▶ **Given problem**: Show all lines holding "content".

• • • • •

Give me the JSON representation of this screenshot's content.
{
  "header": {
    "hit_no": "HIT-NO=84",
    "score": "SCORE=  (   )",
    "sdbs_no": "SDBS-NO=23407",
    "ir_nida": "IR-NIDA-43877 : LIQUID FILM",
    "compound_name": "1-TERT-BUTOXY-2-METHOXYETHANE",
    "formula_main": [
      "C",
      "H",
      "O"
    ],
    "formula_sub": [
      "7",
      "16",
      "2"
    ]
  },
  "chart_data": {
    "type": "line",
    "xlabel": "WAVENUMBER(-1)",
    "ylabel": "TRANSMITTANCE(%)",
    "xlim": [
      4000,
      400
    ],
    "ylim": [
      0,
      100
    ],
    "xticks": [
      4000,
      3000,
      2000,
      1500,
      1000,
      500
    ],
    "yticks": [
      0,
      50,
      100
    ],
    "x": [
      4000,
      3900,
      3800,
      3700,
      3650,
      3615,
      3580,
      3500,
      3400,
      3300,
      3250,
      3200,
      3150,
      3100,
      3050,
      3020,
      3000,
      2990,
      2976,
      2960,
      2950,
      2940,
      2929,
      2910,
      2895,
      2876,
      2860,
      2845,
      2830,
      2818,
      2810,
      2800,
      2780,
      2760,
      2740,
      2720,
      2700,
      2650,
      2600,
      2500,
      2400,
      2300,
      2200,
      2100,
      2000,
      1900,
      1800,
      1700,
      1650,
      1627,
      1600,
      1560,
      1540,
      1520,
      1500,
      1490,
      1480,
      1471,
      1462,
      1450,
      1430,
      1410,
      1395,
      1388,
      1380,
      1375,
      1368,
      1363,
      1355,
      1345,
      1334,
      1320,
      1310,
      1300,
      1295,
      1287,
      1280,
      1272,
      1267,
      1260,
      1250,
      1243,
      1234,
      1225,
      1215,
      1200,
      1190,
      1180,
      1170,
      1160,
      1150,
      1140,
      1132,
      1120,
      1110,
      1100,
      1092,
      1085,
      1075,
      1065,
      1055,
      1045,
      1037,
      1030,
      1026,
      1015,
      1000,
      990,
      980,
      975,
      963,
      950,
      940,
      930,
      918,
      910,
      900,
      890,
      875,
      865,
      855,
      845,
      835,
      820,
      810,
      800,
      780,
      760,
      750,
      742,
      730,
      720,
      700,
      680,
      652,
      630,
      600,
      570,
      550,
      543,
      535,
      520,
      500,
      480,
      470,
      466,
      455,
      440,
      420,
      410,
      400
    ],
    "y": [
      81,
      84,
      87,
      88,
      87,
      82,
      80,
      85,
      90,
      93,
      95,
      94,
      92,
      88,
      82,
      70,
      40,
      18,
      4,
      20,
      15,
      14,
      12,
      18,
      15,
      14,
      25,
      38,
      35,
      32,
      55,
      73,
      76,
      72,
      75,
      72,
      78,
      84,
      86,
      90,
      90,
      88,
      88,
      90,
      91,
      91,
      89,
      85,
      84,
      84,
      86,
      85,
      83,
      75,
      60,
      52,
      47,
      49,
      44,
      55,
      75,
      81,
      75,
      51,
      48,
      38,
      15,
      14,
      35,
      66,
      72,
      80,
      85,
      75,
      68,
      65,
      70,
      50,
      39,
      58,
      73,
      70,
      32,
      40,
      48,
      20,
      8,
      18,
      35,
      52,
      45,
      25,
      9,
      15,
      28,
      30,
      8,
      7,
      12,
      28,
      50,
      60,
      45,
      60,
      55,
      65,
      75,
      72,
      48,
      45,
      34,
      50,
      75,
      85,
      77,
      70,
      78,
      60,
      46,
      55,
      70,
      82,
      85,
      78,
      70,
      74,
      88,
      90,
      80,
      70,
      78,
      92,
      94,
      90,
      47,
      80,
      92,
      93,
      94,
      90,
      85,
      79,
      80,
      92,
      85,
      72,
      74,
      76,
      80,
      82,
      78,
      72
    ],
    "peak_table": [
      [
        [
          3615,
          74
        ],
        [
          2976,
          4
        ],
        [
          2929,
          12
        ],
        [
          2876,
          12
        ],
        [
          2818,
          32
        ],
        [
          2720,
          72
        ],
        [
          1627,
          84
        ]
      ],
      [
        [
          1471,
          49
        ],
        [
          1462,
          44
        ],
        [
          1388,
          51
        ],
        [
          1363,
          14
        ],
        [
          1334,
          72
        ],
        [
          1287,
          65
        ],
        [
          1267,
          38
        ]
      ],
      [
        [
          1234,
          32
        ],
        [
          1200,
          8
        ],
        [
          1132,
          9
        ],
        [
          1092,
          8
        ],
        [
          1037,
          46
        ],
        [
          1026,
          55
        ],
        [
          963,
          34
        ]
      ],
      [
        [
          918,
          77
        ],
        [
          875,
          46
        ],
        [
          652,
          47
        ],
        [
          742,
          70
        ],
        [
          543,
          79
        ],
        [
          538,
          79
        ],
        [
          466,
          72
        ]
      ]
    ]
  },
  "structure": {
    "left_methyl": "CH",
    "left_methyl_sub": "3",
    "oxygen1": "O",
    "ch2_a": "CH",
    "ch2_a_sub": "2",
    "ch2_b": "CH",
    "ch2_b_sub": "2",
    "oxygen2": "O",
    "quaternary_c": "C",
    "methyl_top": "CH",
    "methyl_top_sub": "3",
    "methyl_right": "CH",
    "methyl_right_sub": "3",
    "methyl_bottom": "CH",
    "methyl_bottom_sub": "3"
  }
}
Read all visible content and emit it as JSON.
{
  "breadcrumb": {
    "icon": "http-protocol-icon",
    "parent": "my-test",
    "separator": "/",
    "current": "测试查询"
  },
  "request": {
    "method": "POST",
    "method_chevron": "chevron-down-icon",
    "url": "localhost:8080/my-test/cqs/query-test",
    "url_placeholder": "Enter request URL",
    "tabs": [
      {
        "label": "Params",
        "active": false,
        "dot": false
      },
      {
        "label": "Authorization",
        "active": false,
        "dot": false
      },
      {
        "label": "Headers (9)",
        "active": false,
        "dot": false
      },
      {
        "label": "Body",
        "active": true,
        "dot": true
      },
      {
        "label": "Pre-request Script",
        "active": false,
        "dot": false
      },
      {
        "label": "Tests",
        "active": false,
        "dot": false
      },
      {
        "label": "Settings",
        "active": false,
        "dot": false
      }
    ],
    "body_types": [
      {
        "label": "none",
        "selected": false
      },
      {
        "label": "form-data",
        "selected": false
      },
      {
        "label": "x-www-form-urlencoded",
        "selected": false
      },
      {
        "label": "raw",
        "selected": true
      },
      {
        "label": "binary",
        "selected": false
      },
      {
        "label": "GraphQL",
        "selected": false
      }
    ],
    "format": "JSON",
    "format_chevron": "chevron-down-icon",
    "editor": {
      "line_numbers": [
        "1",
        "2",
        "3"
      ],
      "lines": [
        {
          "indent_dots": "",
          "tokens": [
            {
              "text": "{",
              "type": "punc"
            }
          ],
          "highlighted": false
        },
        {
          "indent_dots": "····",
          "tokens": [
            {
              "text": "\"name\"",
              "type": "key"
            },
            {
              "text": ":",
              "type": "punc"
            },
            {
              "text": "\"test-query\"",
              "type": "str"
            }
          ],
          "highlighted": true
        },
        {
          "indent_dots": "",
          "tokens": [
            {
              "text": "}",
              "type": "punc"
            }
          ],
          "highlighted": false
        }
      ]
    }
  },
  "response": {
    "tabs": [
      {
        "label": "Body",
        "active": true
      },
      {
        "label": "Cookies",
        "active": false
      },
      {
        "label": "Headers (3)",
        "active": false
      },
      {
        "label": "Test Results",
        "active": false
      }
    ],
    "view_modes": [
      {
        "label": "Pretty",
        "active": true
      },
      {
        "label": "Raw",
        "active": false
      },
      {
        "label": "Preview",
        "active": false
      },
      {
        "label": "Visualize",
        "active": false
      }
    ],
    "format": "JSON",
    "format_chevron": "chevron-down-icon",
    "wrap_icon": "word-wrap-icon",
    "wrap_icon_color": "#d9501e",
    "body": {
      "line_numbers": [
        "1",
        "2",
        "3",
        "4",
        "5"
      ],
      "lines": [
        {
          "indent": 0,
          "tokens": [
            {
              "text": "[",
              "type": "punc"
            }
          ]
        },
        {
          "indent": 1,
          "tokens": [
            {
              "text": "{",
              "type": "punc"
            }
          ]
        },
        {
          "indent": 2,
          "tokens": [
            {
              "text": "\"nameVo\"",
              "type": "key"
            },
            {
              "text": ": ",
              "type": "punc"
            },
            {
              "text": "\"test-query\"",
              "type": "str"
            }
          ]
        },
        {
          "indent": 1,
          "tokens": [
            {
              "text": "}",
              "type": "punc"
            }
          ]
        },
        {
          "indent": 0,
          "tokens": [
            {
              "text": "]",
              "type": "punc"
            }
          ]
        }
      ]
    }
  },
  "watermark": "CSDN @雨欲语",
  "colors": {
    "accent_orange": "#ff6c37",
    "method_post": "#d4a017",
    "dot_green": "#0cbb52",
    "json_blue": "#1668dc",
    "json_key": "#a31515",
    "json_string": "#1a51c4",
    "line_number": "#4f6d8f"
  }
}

• • • • •

▶ **Written response**:
Give me the JSON representation of this screenshot's content.
Read all visible content and emit it as JSON.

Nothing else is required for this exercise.